Extracted data entries
══════════════════════════════

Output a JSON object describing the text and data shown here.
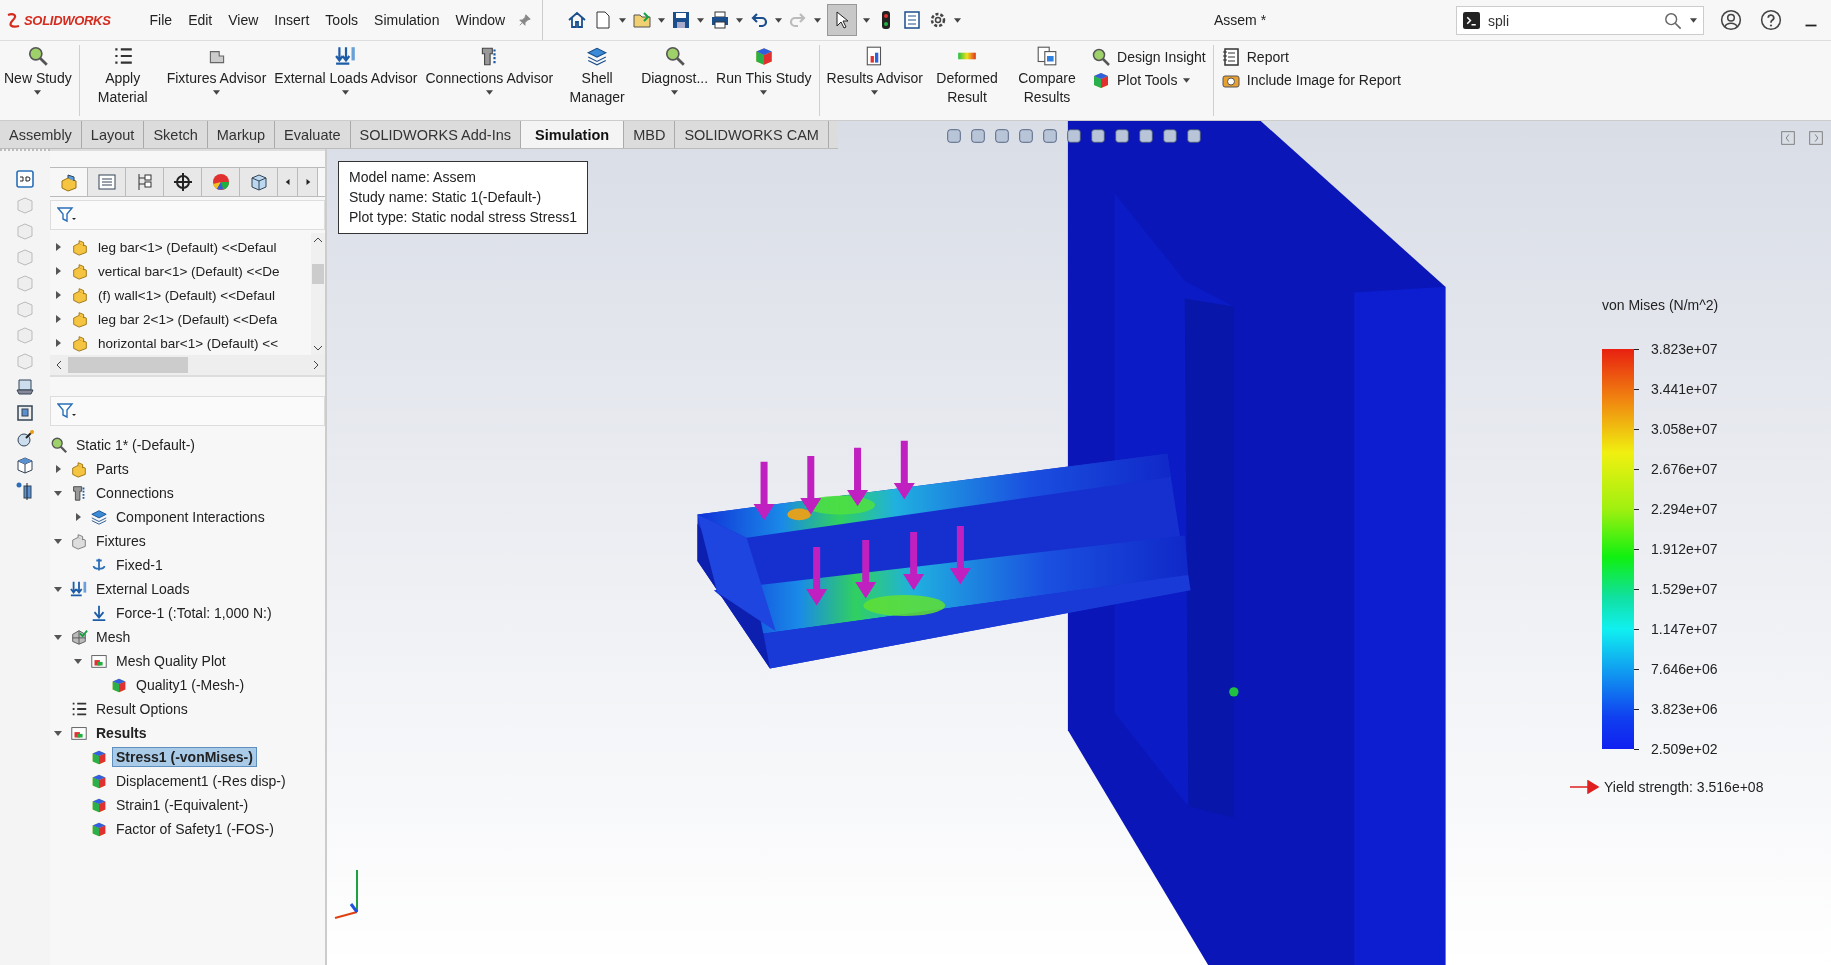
{
  "app": {
    "logo": "SOLIDWORKS"
  },
  "menu": [
    "File",
    "Edit",
    "View",
    "Insert",
    "Tools",
    "Simulation",
    "Window"
  ],
  "window": {
    "title": "Assem *"
  },
  "search": {
    "value": "spli"
  },
  "ribbon": [
    {
      "kind": "large",
      "label": "New Study",
      "dropdown": true
    },
    {
      "kind": "large",
      "label": "Apply Material",
      "dropdown": false
    },
    {
      "kind": "large",
      "label": "Fixtures Advisor",
      "dropdown": true
    },
    {
      "kind": "large",
      "label": "External Loads Advisor",
      "dropdown": true
    },
    {
      "kind": "large",
      "label": "Connections Advisor",
      "dropdown": true
    },
    {
      "kind": "large",
      "label": "Shell Manager",
      "dropdown": false
    },
    {
      "kind": "large",
      "label": "Diagnost...",
      "dropdown": true
    },
    {
      "kind": "large",
      "label": "Run This Study",
      "dropdown": true
    },
    {
      "kind": "large",
      "label": "Results Advisor",
      "dropdown": true
    },
    {
      "kind": "large",
      "label": "Deformed Result",
      "dropdown": false
    },
    {
      "kind": "large",
      "label": "Compare Results",
      "dropdown": false
    },
    {
      "kind": "stack",
      "items": [
        {
          "label": "Design Insight",
          "dropdown": false
        },
        {
          "label": "Plot Tools",
          "dropdown": true
        }
      ]
    },
    {
      "kind": "stack",
      "items": [
        {
          "label": "Report",
          "dropdown": false
        },
        {
          "label": "Include Image for Report",
          "dropdown": false
        }
      ]
    }
  ],
  "tabs": [
    {
      "label": "Assembly",
      "selected": false
    },
    {
      "label": "Layout",
      "selected": false
    },
    {
      "label": "Sketch",
      "selected": false
    },
    {
      "label": "Markup",
      "selected": false
    },
    {
      "label": "Evaluate",
      "selected": false
    },
    {
      "label": "SOLIDWORKS Add-Ins",
      "selected": false
    },
    {
      "label": "Simulation",
      "selected": true
    },
    {
      "label": "MBD",
      "selected": false
    },
    {
      "label": "SOLIDWORKS CAM",
      "selected": false
    }
  ],
  "component_tree": [
    {
      "label": "leg bar<1> (Default) <<Defaul",
      "expanded": false
    },
    {
      "label": "vertical bar<1> (Default) <<De",
      "expanded": false
    },
    {
      "label": "(f) wall<1> (Default) <<Defaul",
      "expanded": false
    },
    {
      "label": "leg bar 2<1> (Default) <<Defa",
      "expanded": false
    },
    {
      "label": "horizontal bar<1> (Default) <<",
      "expanded": false
    }
  ],
  "study_tree": {
    "label": "Static 1* (-Default-)",
    "kind": "study",
    "selected": false,
    "children": [
      {
        "label": "Parts",
        "kind": "parts",
        "expanded": false,
        "selected": false
      },
      {
        "label": "Connections",
        "kind": "connections",
        "expanded": true,
        "selected": false,
        "children": [
          {
            "label": "Component Interactions",
            "kind": "interaction",
            "expanded": false,
            "selected": false
          }
        ]
      },
      {
        "label": "Fixtures",
        "kind": "fixtures",
        "expanded": true,
        "selected": false,
        "children": [
          {
            "label": "Fixed-1",
            "kind": "fixed",
            "selected": false
          }
        ]
      },
      {
        "label": "External Loads",
        "kind": "loads",
        "expanded": true,
        "selected": false,
        "children": [
          {
            "label": "Force-1 (:Total: 1,000 N:)",
            "kind": "force",
            "selected": false
          }
        ]
      },
      {
        "label": "Mesh",
        "kind": "mesh",
        "expanded": true,
        "selected": false,
        "children": [
          {
            "label": "Mesh Quality Plot",
            "kind": "folder",
            "expanded": true,
            "selected": false,
            "children": [
              {
                "label": "Quality1 (-Mesh-)",
                "kind": "plot",
                "selected": false
              }
            ]
          }
        ]
      },
      {
        "label": "Result Options",
        "kind": "options",
        "selected": false
      },
      {
        "label": "Results",
        "kind": "folder",
        "expanded": true,
        "bold": true,
        "selected": false,
        "children": [
          {
            "label": "Stress1 (-vonMises-)",
            "kind": "plot",
            "selected": true
          },
          {
            "label": "Displacement1 (-Res disp-)",
            "kind": "plot",
            "selected": false
          },
          {
            "label": "Strain1 (-Equivalent-)",
            "kind": "plot",
            "selected": false
          },
          {
            "label": "Factor of Safety1 (-FOS-)",
            "kind": "plot",
            "selected": false
          }
        ]
      }
    ]
  },
  "info_box": [
    "Model name: Assem",
    "Study name: Static 1(-Default-)",
    "Plot type: Static nodal stress Stress1"
  ],
  "legend": {
    "title": "von Mises (N/m^2)",
    "ticks": [
      "3.823e+07",
      "3.441e+07",
      "3.058e+07",
      "2.676e+07",
      "2.294e+07",
      "1.912e+07",
      "1.529e+07",
      "1.147e+07",
      "7.646e+06",
      "3.823e+06",
      "2.509e+02"
    ],
    "yield": "Yield strength: 3.516e+08"
  }
}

══════════════════════════════

Leave out the pictures and reproduce the rest of the listing exactly.

## Correct response:
Output a JSON object describing the text and data shown here.
{
  "app": {
    "logo": "SOLIDWORKS"
  },
  "menu": [
    "File",
    "Edit",
    "View",
    "Insert",
    "Tools",
    "Simulation",
    "Window"
  ],
  "window": {
    "title": "Assem *"
  },
  "search": {
    "value": "spli"
  },
  "ribbon": [
    {
      "kind": "large",
      "label": "New Study",
      "dropdown": true
    },
    {
      "kind": "large",
      "label": "Apply Material",
      "dropdown": false
    },
    {
      "kind": "large",
      "label": "Fixtures Advisor",
      "dropdown": true
    },
    {
      "kind": "large",
      "label": "External Loads Advisor",
      "dropdown": true
    },
    {
      "kind": "large",
      "label": "Connections Advisor",
      "dropdown": true
    },
    {
      "kind": "large",
      "label": "Shell Manager",
      "dropdown": false
    },
    {
      "kind": "large",
      "label": "Diagnost...",
      "dropdown": true
    },
    {
      "kind": "large",
      "label": "Run This Study",
      "dropdown": true
    },
    {
      "kind": "large",
      "label": "Results Advisor",
      "dropdown": true
    },
    {
      "kind": "large",
      "label": "Deformed Result",
      "dropdown": false
    },
    {
      "kind": "large",
      "label": "Compare Results",
      "dropdown": false
    },
    {
      "kind": "stack",
      "items": [
        {
          "label": "Design Insight",
          "dropdown": false
        },
        {
          "label": "Plot Tools",
          "dropdown": true
        }
      ]
    },
    {
      "kind": "stack",
      "items": [
        {
          "label": "Report",
          "dropdown": false
        },
        {
          "label": "Include Image for Report",
          "dropdown": false
        }
      ]
    }
  ],
  "tabs": [
    {
      "label": "Assembly",
      "selected": false
    },
    {
      "label": "Layout",
      "selected": false
    },
    {
      "label": "Sketch",
      "selected": false
    },
    {
      "label": "Markup",
      "selected": false
    },
    {
      "label": "Evaluate",
      "selected": false
    },
    {
      "label": "SOLIDWORKS Add-Ins",
      "selected": false
    },
    {
      "label": "Simulation",
      "selected": true
    },
    {
      "label": "MBD",
      "selected": false
    },
    {
      "label": "SOLIDWORKS CAM",
      "selected": false
    }
  ],
  "component_tree": [
    {
      "label": "leg bar<1> (Default) <<Defaul",
      "expanded": false
    },
    {
      "label": "vertical bar<1> (Default) <<De",
      "expanded": false
    },
    {
      "label": "(f) wall<1> (Default) <<Defaul",
      "expanded": false
    },
    {
      "label": "leg bar 2<1> (Default) <<Defa",
      "expanded": false
    },
    {
      "label": "horizontal bar<1> (Default) <<",
      "expanded": false
    }
  ],
  "study_tree": {
    "label": "Static 1* (-Default-)",
    "kind": "study",
    "selected": false,
    "children": [
      {
        "label": "Parts",
        "kind": "parts",
        "expanded": false,
        "selected": false
      },
      {
        "label": "Connections",
        "kind": "connections",
        "expanded": true,
        "selected": false,
        "children": [
          {
            "label": "Component Interactions",
            "kind": "interaction",
            "expanded": false,
            "selected": false
          }
        ]
      },
      {
        "label": "Fixtures",
        "kind": "fixtures",
        "expanded": true,
        "selected": false,
        "children": [
          {
            "label": "Fixed-1",
            "kind": "fixed",
            "selected": false
          }
        ]
      },
      {
        "label": "External Loads",
        "kind": "loads",
        "expanded": true,
        "selected": false,
        "children": [
          {
            "label": "Force-1 (:Total: 1,000 N:)",
            "kind": "force",
            "selected": false
          }
        ]
      },
      {
        "label": "Mesh",
        "kind": "mesh",
        "expanded": true,
        "selected": false,
        "children": [
          {
            "label": "Mesh Quality Plot",
            "kind": "folder",
            "expanded": true,
            "selected": false,
            "children": [
              {
                "label": "Quality1 (-Mesh-)",
                "kind": "plot",
                "selected": false
              }
            ]
          }
        ]
      },
      {
        "label": "Result Options",
        "kind": "options",
        "selected": false
      },
      {
        "label": "Results",
        "kind": "folder",
        "expanded": true,
        "bold": true,
        "selected": false,
        "children": [
          {
            "label": "Stress1 (-vonMises-)",
            "kind": "plot",
            "selected": true
          },
          {
            "label": "Displacement1 (-Res disp-)",
            "kind": "plot",
            "selected": false
          },
          {
            "label": "Strain1 (-Equivalent-)",
            "kind": "plot",
            "selected": false
          },
          {
            "label": "Factor of Safety1 (-FOS-)",
            "kind": "plot",
            "selected": false
          }
        ]
      }
    ]
  },
  "info_box": [
    "Model name: Assem",
    "Study name: Static 1(-Default-)",
    "Plot type: Static nodal stress Stress1"
  ],
  "legend": {
    "title": "von Mises (N/m^2)",
    "ticks": [
      "3.823e+07",
      "3.441e+07",
      "3.058e+07",
      "2.676e+07",
      "2.294e+07",
      "1.912e+07",
      "1.529e+07",
      "1.147e+07",
      "7.646e+06",
      "3.823e+06",
      "2.509e+02"
    ],
    "yield": "Yield strength: 3.516e+08"
  }
}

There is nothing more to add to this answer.